▶ **TASK INSTRUCTIONS**:
Copy down every line where the string "name" shows up.

▶ **INFORMATION GIVEN**:
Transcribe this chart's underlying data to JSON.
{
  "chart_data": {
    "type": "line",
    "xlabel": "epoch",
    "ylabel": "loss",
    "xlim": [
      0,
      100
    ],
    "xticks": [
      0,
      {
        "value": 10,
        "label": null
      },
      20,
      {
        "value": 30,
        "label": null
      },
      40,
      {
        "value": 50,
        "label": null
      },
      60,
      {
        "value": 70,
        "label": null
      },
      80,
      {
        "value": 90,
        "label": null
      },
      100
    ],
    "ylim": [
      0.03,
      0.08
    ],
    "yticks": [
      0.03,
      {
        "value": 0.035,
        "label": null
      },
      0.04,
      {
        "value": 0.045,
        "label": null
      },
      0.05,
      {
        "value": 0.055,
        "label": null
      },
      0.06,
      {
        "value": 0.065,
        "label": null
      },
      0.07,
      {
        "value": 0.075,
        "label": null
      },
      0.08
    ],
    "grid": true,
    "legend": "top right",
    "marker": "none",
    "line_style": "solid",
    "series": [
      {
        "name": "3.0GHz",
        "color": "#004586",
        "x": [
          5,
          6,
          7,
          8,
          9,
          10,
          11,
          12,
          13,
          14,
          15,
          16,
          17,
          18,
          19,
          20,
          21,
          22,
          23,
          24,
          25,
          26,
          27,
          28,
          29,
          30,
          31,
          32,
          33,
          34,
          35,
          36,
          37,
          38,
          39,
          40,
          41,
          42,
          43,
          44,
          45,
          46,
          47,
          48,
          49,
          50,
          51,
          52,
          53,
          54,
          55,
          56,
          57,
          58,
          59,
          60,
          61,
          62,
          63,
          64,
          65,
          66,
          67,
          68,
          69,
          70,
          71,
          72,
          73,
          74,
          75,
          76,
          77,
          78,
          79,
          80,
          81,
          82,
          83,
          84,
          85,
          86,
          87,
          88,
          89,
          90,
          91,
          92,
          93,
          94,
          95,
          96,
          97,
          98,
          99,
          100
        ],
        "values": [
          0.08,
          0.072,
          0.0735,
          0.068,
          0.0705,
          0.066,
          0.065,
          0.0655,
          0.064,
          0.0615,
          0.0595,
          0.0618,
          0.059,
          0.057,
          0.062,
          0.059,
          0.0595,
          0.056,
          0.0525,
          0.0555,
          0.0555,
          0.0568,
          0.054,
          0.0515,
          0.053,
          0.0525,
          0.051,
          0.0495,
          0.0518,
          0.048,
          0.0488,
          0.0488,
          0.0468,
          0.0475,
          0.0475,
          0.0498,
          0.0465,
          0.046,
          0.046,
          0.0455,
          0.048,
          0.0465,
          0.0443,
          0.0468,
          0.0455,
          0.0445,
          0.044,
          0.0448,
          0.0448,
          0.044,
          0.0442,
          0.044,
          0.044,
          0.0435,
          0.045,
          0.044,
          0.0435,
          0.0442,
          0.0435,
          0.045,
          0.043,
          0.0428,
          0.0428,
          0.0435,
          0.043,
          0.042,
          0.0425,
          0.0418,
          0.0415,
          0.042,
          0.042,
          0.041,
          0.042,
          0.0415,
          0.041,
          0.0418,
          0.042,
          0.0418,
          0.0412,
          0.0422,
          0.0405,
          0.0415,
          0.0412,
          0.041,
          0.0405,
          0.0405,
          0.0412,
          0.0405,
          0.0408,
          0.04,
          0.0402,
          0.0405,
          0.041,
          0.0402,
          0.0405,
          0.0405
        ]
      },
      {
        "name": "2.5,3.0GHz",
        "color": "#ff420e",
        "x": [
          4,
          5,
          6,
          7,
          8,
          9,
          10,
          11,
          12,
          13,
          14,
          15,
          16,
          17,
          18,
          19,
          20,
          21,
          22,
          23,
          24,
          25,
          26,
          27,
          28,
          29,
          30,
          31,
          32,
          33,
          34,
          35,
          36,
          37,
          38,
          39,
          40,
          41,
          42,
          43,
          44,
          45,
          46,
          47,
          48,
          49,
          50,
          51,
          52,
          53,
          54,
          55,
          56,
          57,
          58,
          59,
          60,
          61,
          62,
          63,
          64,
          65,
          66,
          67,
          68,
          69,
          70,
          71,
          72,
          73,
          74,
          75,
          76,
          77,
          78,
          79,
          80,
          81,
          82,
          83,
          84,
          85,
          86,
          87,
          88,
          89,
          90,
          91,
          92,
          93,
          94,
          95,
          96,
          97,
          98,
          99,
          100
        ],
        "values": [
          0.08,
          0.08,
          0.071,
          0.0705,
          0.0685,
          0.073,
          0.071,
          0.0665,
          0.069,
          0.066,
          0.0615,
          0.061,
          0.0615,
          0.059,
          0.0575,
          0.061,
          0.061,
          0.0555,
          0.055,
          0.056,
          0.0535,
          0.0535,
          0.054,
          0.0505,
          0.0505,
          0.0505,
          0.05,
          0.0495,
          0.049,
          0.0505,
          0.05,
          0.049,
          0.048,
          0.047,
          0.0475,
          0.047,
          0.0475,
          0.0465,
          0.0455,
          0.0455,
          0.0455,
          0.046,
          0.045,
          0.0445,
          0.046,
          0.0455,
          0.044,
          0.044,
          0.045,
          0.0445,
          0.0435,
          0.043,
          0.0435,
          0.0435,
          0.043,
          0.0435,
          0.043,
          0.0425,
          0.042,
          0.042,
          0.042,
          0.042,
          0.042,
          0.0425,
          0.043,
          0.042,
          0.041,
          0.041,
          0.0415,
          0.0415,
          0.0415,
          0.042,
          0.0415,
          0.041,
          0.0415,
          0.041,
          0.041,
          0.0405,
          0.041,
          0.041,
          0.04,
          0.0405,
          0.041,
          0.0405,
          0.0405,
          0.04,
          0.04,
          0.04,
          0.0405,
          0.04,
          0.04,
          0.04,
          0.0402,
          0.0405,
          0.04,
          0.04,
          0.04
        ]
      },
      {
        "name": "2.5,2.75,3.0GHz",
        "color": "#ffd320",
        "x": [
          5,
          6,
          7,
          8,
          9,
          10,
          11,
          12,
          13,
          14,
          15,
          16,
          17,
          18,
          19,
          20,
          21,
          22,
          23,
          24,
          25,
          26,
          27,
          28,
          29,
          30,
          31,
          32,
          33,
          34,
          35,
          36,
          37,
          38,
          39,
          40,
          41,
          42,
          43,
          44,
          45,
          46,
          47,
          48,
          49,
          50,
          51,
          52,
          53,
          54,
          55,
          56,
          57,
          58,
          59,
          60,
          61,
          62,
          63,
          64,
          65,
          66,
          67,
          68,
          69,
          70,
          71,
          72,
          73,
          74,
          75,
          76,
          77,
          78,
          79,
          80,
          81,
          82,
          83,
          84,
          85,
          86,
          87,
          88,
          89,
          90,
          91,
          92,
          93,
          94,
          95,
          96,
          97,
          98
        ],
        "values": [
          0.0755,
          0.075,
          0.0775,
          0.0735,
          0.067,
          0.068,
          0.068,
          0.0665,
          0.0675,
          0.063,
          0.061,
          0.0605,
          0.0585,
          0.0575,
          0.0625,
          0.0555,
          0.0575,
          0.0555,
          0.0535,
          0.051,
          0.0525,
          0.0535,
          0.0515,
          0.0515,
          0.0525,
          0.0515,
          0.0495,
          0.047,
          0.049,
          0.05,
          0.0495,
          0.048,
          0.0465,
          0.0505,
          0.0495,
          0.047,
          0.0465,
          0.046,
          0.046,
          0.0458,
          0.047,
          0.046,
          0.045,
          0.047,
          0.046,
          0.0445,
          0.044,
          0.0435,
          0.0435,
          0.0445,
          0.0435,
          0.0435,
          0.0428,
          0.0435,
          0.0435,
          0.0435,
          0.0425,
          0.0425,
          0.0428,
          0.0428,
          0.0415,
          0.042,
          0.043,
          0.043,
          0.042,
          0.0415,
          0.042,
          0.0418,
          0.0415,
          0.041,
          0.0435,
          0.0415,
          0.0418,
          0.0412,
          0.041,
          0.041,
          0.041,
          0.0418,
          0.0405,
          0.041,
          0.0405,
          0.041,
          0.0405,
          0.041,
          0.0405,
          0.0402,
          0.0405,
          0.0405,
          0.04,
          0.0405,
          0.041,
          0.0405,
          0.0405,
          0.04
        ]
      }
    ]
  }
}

▶ **WRITTEN SOLUTION**:
        "name": "3.0GHz",
        "name": "2.5,3.0GHz",
        "name": "2.5,2.75,3.0GHz",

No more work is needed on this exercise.